— START Entries —

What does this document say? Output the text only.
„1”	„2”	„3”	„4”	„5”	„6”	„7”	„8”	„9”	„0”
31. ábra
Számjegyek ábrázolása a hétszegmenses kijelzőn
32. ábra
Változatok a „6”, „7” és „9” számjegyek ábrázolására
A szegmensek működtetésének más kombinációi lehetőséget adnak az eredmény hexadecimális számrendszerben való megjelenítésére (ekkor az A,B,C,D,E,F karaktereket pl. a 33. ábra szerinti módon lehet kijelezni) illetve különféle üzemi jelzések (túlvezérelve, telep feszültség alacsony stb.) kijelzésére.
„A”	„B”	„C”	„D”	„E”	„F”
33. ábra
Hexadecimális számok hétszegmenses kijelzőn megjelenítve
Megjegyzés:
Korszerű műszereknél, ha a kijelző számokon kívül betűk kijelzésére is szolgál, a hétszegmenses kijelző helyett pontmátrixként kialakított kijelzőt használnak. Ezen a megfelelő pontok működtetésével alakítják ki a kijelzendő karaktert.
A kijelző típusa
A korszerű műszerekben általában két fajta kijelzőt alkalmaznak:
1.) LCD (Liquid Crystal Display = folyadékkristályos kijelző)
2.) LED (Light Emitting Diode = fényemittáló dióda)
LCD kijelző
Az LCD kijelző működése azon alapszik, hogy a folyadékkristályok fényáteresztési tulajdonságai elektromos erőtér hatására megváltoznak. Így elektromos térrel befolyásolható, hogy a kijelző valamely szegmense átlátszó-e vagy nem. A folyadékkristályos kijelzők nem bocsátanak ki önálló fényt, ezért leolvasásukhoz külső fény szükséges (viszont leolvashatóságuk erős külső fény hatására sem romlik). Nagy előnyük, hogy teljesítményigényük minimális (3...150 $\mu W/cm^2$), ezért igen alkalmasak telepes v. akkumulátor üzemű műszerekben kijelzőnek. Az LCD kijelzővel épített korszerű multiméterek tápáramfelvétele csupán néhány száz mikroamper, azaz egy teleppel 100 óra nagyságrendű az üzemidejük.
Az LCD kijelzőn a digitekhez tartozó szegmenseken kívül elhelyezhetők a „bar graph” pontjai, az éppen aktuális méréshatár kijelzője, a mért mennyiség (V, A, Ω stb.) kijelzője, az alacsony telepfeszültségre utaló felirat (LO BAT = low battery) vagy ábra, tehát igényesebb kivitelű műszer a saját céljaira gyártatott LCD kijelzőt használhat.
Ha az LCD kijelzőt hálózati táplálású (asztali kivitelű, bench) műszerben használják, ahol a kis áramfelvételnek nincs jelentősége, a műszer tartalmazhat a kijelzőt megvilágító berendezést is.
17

— END Entries —

_Exercise aim:_ From the listing above, extract every line exactly as it stands.

_Task answer:_
What does this document say? Output the text only.
„1”	„2”	„3”	„4”	„5”	„6”	„7”	„8”	„9”	„0”
31. ábra
Számjegyek ábrázolása a hétszegmenses kijelzőn
32. ábra
Változatok a „6”, „7” és „9” számjegyek ábrázolására
A szegmensek működtetésének más kombinációi lehetőséget adnak az eredmény hexadecimális számrendszerben való megjelenítésére (ekkor az A,B,C,D,E,F karaktereket pl. a 33. ábra szerinti módon lehet kijelezni) illetve különféle üzemi jelzések (túlvezérelve, telep feszültség alacsony stb.) kijelzésére.
„A”	„B”	„C”	„D”	„E”	„F”
33. ábra
Hexadecimális számok hétszegmenses kijelzőn megjelenítve
Megjegyzés:
Korszerű műszereknél, ha a kijelző számokon kívül betűk kijelzésére is szolgál, a hétszegmenses kijelző helyett pontmátrixként kialakított kijelzőt használnak. Ezen a megfelelő pontok működtetésével alakítják ki a kijelzendő karaktert.
A kijelző típusa
A korszerű műszerekben általában két fajta kijelzőt alkalmaznak:
1.) LCD (Liquid Crystal Display = folyadékkristályos kijelző)
2.) LED (Light Emitting Diode = fényemittáló dióda)
LCD kijelző
Az LCD kijelző működése azon alapszik, hogy a folyadékkristályok fényáteresztési tulajdonságai elektromos erőtér hatására megváltoznak. Így elektromos térrel befolyásolható, hogy a kijelző valamely szegmense átlátszó-e vagy nem. A folyadékkristályos kijelzők nem bocsátanak ki önálló fényt, ezért leolvasásukhoz külső fény szükséges (viszont leolvashatóságuk erős külső fény hatására sem romlik). Nagy előnyük, hogy teljesítményigényük minimális (3...150 $\mu W/cm^2$), ezért igen alkalmasak telepes v. akkumulátor üzemű műszerekben kijelzőnek. Az LCD kijelzővel épített korszerű multiméterek tápáramfelvétele csupán néhány száz mikroamper, azaz egy teleppel 100 óra nagyságrendű az üzemidejük.
Az LCD kijelzőn a digitekhez tartozó szegmenseken kívül elhelyezhetők a „bar graph” pontjai, az éppen aktuális méréshatár kijelzője, a mért mennyiség (V, A, Ω stb.) kijelzője, az alacsony telepfeszültségre utaló felirat (LO BAT = low battery) vagy ábra, tehát igényesebb kivitelű műszer a saját céljaira gyártatott LCD kijelzőt használhat.
Ha az LCD kijelzőt hálózati táplálású (asztali kivitelű, bench) műszerben használják, ahol a kis áramfelvételnek nincs jelentősége, a műszer tartalmazhat a kijelzőt megvilágító berendezést is.
17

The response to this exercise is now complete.